- Stated task:
Please write out the material that follows, exactly as it stands.

Collected data:
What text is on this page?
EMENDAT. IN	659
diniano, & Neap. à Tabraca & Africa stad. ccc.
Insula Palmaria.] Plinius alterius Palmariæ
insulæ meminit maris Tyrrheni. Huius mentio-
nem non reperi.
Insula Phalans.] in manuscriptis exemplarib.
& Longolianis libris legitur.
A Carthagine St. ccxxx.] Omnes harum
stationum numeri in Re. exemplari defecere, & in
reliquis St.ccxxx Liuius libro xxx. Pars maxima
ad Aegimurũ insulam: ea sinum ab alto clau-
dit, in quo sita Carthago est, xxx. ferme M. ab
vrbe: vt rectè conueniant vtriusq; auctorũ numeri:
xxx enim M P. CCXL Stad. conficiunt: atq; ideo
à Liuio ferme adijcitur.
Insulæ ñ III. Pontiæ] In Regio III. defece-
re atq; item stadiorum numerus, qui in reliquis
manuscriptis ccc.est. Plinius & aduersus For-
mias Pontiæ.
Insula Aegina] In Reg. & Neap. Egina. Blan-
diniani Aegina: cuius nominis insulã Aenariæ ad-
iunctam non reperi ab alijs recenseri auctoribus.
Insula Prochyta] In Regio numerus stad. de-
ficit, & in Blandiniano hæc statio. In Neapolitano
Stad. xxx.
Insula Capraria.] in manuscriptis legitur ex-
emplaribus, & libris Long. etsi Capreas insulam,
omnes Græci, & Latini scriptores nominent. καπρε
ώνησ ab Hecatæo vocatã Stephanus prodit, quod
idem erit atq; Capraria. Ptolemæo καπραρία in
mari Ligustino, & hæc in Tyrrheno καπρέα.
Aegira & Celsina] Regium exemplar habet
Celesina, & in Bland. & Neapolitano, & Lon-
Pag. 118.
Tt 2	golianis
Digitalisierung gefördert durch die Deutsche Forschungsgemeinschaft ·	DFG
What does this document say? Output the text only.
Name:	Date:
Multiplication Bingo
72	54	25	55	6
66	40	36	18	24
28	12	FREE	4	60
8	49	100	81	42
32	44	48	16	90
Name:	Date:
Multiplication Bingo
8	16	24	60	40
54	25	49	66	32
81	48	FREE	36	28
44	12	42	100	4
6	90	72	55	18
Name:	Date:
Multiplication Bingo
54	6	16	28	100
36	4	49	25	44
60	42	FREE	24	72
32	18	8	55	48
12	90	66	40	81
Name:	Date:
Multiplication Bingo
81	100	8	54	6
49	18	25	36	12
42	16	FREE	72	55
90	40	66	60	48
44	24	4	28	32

- Result for this exercise:
What text is on this page?
EMENDAT. IN	659
diniano, & Neap. à Tabraca & Africa stad. ccc.
Insula Palmaria.] Plinius alterius Palmariæ
insulæ meminit maris Tyrrheni. Huius mentio-
nem non reperi.
Insula Phalans.] in manuscriptis exemplarib.
& Longolianis libris legitur.
A Carthagine St. ccxxx.] Omnes harum
stationum numeri in Re. exemplari defecere, & in
reliquis St.ccxxx Liuius libro xxx. Pars maxima
ad Aegimurũ insulam: ea sinum ab alto clau-
dit, in quo sita Carthago est, xxx. ferme M. ab
vrbe: vt rectè conueniant vtriusq; auctorũ numeri:
xxx enim M P. CCXL Stad. conficiunt: atq; ideo
à Liuio ferme adijcitur.
Insulæ ñ III. Pontiæ] In Regio III. defece-
re atq; item stadiorum numerus, qui in reliquis
manuscriptis ccc.est. Plinius & aduersus For-
mias Pontiæ.
Insula Aegina] In Reg. & Neap. Egina. Blan-
diniani Aegina: cuius nominis insulã Aenariæ ad-
iunctam non reperi ab alijs recenseri auctoribus.
Insula Prochyta] In Regio numerus stad. de-
ficit, & in Blandiniano hæc statio. In Neapolitano
Stad. xxx.
Insula Capraria.] in manuscriptis legitur ex-
emplaribus, & libris Long. etsi Capreas insulam,
omnes Græci, & Latini scriptores nominent. καπρε
ώνησ ab Hecatæo vocatã Stephanus prodit, quod
idem erit atq; Capraria. Ptolemæo καπραρία in
mari Ligustino, & hæc in Tyrrheno καπρέα.
Aegira & Celsina] Regium exemplar habet
Celesina, & in Bland. & Neapolitano, & Lon-
Pag. 118.
Tt 2	golianis
Digitalisierung gefördert durch die Deutsche Forschungsgemeinschaft ·	DFG
What does this document say? Output the text only.
Name:	Date:
Multiplication Bingo
72	54	25	55	6
66	40	36	18	24
28	12	FREE	4	60
8	49	100	81	42
32	44	48	16	90
Name:	Date:
Multiplication Bingo
8	16	24	60	40
54	25	49	66	32
81	48	FREE	36	28
44	12	42	100	4
6	90	72	55	18
Name:	Date:
Multiplication Bingo
54	6	16	28	100
36	4	49	25	44
60	42	FREE	24	72
32	18	8	55	48
12	90	66	40	81
Name:	Date:
Multiplication Bingo
81	100	8	54	6
49	18	25	36	12
42	16	FREE	72	55
90	40	66	60	48
44	24	4	28	32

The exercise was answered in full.